** YOUR OBJECTIVE **
Return, word for word, the passage of the commentary on David Cameron's gaffes from "David Cameron was" to "the Nazi threat.".

--- EXCERPT ---

• One Gaffe After Another

    David Cameron is deservedly up against it, it seems, in trying to persuade the voters to see his public spending cuts in a positive light. Not surprisingly, many will marvel at how the greed and irresponsibility of the financial sector’s fat cats should somehow have been parlayed into the launching pad for what the Prime Minister admits is intended to be a long-term assault on the role of government.

    But it seems that he is determined to make the task even harder than it need be by insisting on offending his audience and then compounding one gaffe with another. His apology to a pensioner in Hove for depicting Britain in 1940 as a junior partner to the United States in the war against Hitler was achieved at the cost of offending a whole new range of people who might also claim to have played a role in 1940.

    David Cameron was almost pathetically keen to correct his blunder. He assured his critic that he was well aware of the true situation in 1940. Apart from, we were told, a few Polish and French pilots, Britain had stood absolutely alone against the Nazi threat.

    Well, no one who lived through those days (and admittedly I was only one at the time) could cavil for a moment at David Low’s famous cartoon following the fall of France and his sombre and defiant pledge, “Very well, alone.” Nor would anyone begrudge the recognition of those French and Polish pilots who played their part in helping to fight the Battle of Britain.

--- RAW RECORDS ---

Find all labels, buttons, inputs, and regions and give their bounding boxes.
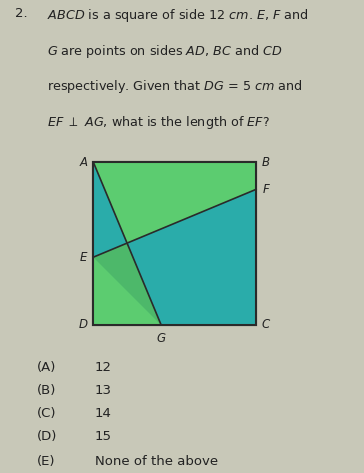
Polygon shape — [93, 162, 127, 257]
Text: $\it{ABCD}$ is a square of side 12 $\it{cm}$. $\it{E}$, $\it{F}$ and: $\it{ABCD}$ is a square of side 12 $\it{… — [47, 7, 309, 24]
Text: C: C — [261, 318, 270, 332]
Text: (B): (B) — [36, 384, 56, 396]
Text: 13: 13 — [95, 384, 112, 396]
Text: G: G — [157, 332, 166, 345]
Polygon shape — [93, 257, 161, 325]
Text: E: E — [79, 251, 87, 263]
Text: (A): (A) — [36, 360, 56, 374]
Polygon shape — [93, 162, 256, 243]
Text: 12: 12 — [95, 360, 112, 374]
Polygon shape — [127, 189, 256, 325]
Text: B: B — [261, 156, 269, 169]
Text: (E): (E) — [36, 455, 55, 468]
Text: F: F — [263, 183, 270, 196]
Text: (D): (D) — [36, 429, 57, 443]
Text: D: D — [79, 318, 88, 332]
Text: 14: 14 — [95, 407, 111, 420]
Text: 2.: 2. — [15, 7, 27, 20]
Text: (C): (C) — [36, 407, 56, 420]
Polygon shape — [93, 162, 256, 325]
Text: A: A — [80, 156, 88, 169]
Text: 15: 15 — [95, 429, 112, 443]
Text: $\it{EF}$ $\perp$ $\it{AG}$, what is the length of $\it{EF}$?: $\it{EF}$ $\perp$ $\it{AG}$, what is the… — [47, 114, 270, 131]
Text: respectively. Given that $\it{DG}$ = 5 $\it{cm}$ and: respectively. Given that $\it{DG}$ = 5 $… — [47, 78, 303, 95]
Text: None of the above: None of the above — [95, 455, 218, 468]
Text: $\it{G}$ are points on sides $\it{AD}$, $\it{BC}$ and $\it{CD}$: $\it{G}$ are points on sides $\it{AD}$, … — [47, 43, 283, 60]
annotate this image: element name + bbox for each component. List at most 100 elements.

---

** COMPLETE RESPONSE **
David Cameron was almost pathetically keen to correct his blunder. He assured his critic that he was well aware of the true situation in 1940. Apart from, we were told, a few Polish and French pilots, Britain had stood absolutely alone against the Nazi threat.